┌────────
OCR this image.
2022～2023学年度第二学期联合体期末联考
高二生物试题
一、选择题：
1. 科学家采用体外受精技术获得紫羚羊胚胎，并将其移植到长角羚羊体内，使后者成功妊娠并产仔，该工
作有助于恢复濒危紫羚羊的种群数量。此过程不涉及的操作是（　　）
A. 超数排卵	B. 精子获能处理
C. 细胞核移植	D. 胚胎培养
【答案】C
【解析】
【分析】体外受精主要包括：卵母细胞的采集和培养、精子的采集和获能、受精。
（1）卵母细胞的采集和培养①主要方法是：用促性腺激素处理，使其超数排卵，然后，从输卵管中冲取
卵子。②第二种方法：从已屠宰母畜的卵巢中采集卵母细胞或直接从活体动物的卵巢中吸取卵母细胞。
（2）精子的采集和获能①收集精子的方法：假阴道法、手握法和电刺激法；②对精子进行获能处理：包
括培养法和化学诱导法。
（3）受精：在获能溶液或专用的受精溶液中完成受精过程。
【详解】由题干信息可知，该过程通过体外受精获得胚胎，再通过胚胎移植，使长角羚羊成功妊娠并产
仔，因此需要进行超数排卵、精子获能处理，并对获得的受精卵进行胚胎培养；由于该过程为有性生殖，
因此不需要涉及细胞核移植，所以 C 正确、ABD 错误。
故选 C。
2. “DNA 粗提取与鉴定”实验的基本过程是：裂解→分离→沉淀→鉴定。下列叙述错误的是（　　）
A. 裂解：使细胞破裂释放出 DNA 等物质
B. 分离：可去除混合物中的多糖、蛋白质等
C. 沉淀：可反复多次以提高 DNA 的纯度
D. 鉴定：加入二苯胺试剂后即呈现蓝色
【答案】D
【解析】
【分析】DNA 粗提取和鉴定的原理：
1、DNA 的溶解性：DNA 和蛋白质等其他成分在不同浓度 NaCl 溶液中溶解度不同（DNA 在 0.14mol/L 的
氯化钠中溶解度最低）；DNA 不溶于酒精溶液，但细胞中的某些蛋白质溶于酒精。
└────────
Instruction: Take the data above and return it exactly.

Problem solution:
OCR this image.
2022～2023学年度第二学期联合体期末联考
高二生物试题
一、选择题：
1. 科学家采用体外受精技术获得紫羚羊胚胎，并将其移植到长角羚羊体内，使后者成功妊娠并产仔，该工
作有助于恢复濒危紫羚羊的种群数量。此过程不涉及的操作是（　　）
A. 超数排卵	B. 精子获能处理
C. 细胞核移植	D. 胚胎培养
【答案】C
【解析】
【分析】体外受精主要包括：卵母细胞的采集和培养、精子的采集和获能、受精。
（1）卵母细胞的采集和培养①主要方法是：用促性腺激素处理，使其超数排卵，然后，从输卵管中冲取
卵子。②第二种方法：从已屠宰母畜的卵巢中采集卵母细胞或直接从活体动物的卵巢中吸取卵母细胞。
（2）精子的采集和获能①收集精子的方法：假阴道法、手握法和电刺激法；②对精子进行获能处理：包
括培养法和化学诱导法。
（3）受精：在获能溶液或专用的受精溶液中完成受精过程。
【详解】由题干信息可知，该过程通过体外受精获得胚胎，再通过胚胎移植，使长角羚羊成功妊娠并产
仔，因此需要进行超数排卵、精子获能处理，并对获得的受精卵进行胚胎培养；由于该过程为有性生殖，
因此不需要涉及细胞核移植，所以 C 正确、ABD 错误。
故选 C。
2. “DNA 粗提取与鉴定”实验的基本过程是：裂解→分离→沉淀→鉴定。下列叙述错误的是（　　）
A. 裂解：使细胞破裂释放出 DNA 等物质
B. 分离：可去除混合物中的多糖、蛋白质等
C. 沉淀：可反复多次以提高 DNA 的纯度
D. 鉴定：加入二苯胺试剂后即呈现蓝色
【答案】D
【解析】
【分析】DNA 粗提取和鉴定的原理：
1、DNA 的溶解性：DNA 和蛋白质等其他成分在不同浓度 NaCl 溶液中溶解度不同（DNA 在 0.14mol/L 的
氯化钠中溶解度最低）；DNA 不溶于酒精溶液，但细胞中的某些蛋白质溶于酒精。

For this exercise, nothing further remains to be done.